### DATASET ROWS
########

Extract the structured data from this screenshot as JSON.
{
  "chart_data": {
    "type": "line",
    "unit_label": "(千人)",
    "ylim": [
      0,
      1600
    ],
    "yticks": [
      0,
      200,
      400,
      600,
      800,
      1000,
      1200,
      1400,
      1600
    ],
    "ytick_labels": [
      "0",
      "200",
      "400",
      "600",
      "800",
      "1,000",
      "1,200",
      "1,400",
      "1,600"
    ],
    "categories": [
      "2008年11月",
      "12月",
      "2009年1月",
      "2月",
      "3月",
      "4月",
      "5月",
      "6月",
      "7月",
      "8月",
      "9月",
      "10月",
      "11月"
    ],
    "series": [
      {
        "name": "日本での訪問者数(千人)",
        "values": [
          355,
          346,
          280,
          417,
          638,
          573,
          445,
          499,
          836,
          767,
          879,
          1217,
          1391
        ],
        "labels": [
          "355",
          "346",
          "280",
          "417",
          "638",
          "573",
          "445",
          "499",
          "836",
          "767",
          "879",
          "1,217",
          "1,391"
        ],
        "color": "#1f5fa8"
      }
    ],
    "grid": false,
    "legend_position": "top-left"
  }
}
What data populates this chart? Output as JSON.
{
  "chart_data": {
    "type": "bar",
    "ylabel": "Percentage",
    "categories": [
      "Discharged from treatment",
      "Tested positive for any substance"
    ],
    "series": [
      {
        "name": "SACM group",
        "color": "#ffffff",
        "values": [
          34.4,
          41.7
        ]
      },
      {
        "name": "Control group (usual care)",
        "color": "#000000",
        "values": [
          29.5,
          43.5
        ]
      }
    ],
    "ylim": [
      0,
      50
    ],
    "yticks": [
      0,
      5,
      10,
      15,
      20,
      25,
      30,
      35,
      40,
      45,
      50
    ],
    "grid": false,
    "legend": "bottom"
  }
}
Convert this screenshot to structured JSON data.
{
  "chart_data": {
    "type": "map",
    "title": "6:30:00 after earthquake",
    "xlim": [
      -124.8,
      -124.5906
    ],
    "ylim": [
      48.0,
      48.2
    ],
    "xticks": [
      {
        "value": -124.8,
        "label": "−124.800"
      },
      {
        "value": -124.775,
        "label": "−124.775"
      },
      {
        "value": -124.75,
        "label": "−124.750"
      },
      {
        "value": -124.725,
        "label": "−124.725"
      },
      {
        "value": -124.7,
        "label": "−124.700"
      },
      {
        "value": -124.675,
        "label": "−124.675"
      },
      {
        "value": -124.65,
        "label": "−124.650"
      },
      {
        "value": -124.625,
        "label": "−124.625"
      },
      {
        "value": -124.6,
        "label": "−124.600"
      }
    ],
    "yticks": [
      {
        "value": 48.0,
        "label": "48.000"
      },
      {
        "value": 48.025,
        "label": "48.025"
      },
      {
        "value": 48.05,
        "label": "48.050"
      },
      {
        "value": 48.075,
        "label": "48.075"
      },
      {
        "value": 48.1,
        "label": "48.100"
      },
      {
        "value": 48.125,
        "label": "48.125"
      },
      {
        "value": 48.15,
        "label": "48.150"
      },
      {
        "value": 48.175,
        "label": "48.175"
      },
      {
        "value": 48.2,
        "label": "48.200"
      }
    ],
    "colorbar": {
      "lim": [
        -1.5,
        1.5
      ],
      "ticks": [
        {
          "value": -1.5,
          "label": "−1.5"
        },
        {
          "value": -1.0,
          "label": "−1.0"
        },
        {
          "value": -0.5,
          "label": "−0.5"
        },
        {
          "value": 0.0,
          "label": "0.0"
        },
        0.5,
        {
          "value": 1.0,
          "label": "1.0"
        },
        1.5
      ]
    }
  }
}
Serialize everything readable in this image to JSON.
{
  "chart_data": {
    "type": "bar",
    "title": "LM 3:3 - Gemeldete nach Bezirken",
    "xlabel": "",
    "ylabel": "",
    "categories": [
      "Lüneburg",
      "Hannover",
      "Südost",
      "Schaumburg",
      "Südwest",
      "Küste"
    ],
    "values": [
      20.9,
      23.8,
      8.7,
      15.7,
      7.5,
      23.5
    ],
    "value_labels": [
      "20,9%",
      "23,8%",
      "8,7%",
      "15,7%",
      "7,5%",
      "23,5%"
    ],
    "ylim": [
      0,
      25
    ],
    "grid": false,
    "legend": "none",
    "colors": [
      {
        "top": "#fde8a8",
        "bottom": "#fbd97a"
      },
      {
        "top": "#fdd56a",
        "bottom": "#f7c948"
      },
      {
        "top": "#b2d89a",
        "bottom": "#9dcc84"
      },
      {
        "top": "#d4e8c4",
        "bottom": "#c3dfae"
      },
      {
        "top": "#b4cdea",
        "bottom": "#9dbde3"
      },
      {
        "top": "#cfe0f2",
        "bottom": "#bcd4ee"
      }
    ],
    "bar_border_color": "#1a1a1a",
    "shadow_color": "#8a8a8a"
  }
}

########

### AIM OF THE TASK
Reproduce the records in full, exactly as written.

### ANSWER BELOW
Extract the structured data from this screenshot as JSON.
{
  "chart_data": {
    "type": "line",
    "unit_label": "(千人)",
    "ylim": [
      0,
      1600
    ],
    "yticks": [
      0,
      200,
      400,
      600,
      800,
      1000,
      1200,
      1400,
      1600
    ],
    "ytick_labels": [
      "0",
      "200",
      "400",
      "600",
      "800",
      "1,000",
      "1,200",
      "1,400",
      "1,600"
    ],
    "categories": [
      "2008年11月",
      "12月",
      "2009年1月",
      "2月",
      "3月",
      "4月",
      "5月",
      "6月",
      "7月",
      "8月",
      "9月",
      "10月",
      "11月"
    ],
    "series": [
      {
        "name": "日本での訪問者数(千人)",
        "values": [
          355,
          346,
          280,
          417,
          638,
          573,
          445,
          499,
          836,
          767,
          879,
          1217,
          1391
        ],
        "labels": [
          "355",
          "346",
          "280",
          "417",
          "638",
          "573",
          "445",
          "499",
          "836",
          "767",
          "879",
          "1,217",
          "1,391"
        ],
        "color": "#1f5fa8"
      }
    ],
    "grid": false,
    "legend_position": "top-left"
  }
}
What data populates this chart? Output as JSON.
{
  "chart_data": {
    "type": "bar",
    "ylabel": "Percentage",
    "categories": [
      "Discharged from treatment",
      "Tested positive for any substance"
    ],
    "series": [
      {
        "name": "SACM group",
        "color": "#ffffff",
        "values": [
          34.4,
          41.7
        ]
      },
      {
        "name": "Control group (usual care)",
        "color": "#000000",
        "values": [
          29.5,
          43.5
        ]
      }
    ],
    "ylim": [
      0,
      50
    ],
    "yticks": [
      0,
      5,
      10,
      15,
      20,
      25,
      30,
      35,
      40,
      45,
      50
    ],
    "grid": false,
    "legend": "bottom"
  }
}
Convert this screenshot to structured JSON data.
{
  "chart_data": {
    "type": "map",
    "title": "6:30:00 after earthquake",
    "xlim": [
      -124.8,
      -124.5906
    ],
    "ylim": [
      48.0,
      48.2
    ],
    "xticks": [
      {
        "value": -124.8,
        "label": "−124.800"
      },
      {
        "value": -124.775,
        "label": "−124.775"
      },
      {
        "value": -124.75,
        "label": "−124.750"
      },
      {
        "value": -124.725,
        "label": "−124.725"
      },
      {
        "value": -124.7,
        "label": "−124.700"
      },
      {
        "value": -124.675,
        "label": "−124.675"
      },
      {
        "value": -124.65,
        "label": "−124.650"
      },
      {
        "value": -124.625,
        "label": "−124.625"
      },
      {
        "value": -124.6,
        "label": "−124.600"
      }
    ],
    "yticks": [
      {
        "value": 48.0,
        "label": "48.000"
      },
      {
        "value": 48.025,
        "label": "48.025"
      },
      {
        "value": 48.05,
        "label": "48.050"
      },
      {
        "value": 48.075,
        "label": "48.075"
      },
      {
        "value": 48.1,
        "label": "48.100"
      },
      {
        "value": 48.125,
        "label": "48.125"
      },
      {
        "value": 48.15,
        "label": "48.150"
      },
      {
        "value": 48.175,
        "label": "48.175"
      },
      {
        "value": 48.2,
        "label": "48.200"
      }
    ],
    "colorbar": {
      "lim": [
        -1.5,
        1.5
      ],
      "ticks": [
        {
          "value": -1.5,
          "label": "−1.5"
        },
        {
          "value": -1.0,
          "label": "−1.0"
        },
        {
          "value": -0.5,
          "label": "−0.5"
        },
        {
          "value": 0.0,
          "label": "0.0"
        },
        0.5,
        {
          "value": 1.0,
          "label": "1.0"
        },
        1.5
      ]
    }
  }
}
Serialize everything readable in this image to JSON.
{
  "chart_data": {
    "type": "bar",
    "title": "LM 3:3 - Gemeldete nach Bezirken",
    "xlabel": "",
    "ylabel": "",
    "categories": [
      "Lüneburg",
      "Hannover",
      "Südost",
      "Schaumburg",
      "Südwest",
      "Küste"
    ],
    "values": [
      20.9,
      23.8,
      8.7,
      15.7,
      7.5,
      23.5
    ],
    "value_labels": [
      "20,9%",
      "23,8%",
      "8,7%",
      "15,7%",
      "7,5%",
      "23,5%"
    ],
    "ylim": [
      0,
      25
    ],
    "grid": false,
    "legend": "none",
    "colors": [
      {
        "top": "#fde8a8",
        "bottom": "#fbd97a"
      },
      {
        "top": "#fdd56a",
        "bottom": "#f7c948"
      },
      {
        "top": "#b2d89a",
        "bottom": "#9dcc84"
      },
      {
        "top": "#d4e8c4",
        "bottom": "#c3dfae"
      },
      {
        "top": "#b4cdea",
        "bottom": "#9dbde3"
      },
      {
        "top": "#cfe0f2",
        "bottom": "#bcd4ee"
      }
    ],
    "bar_border_color": "#1a1a1a",
    "shadow_color": "#8a8a8a"
  }
}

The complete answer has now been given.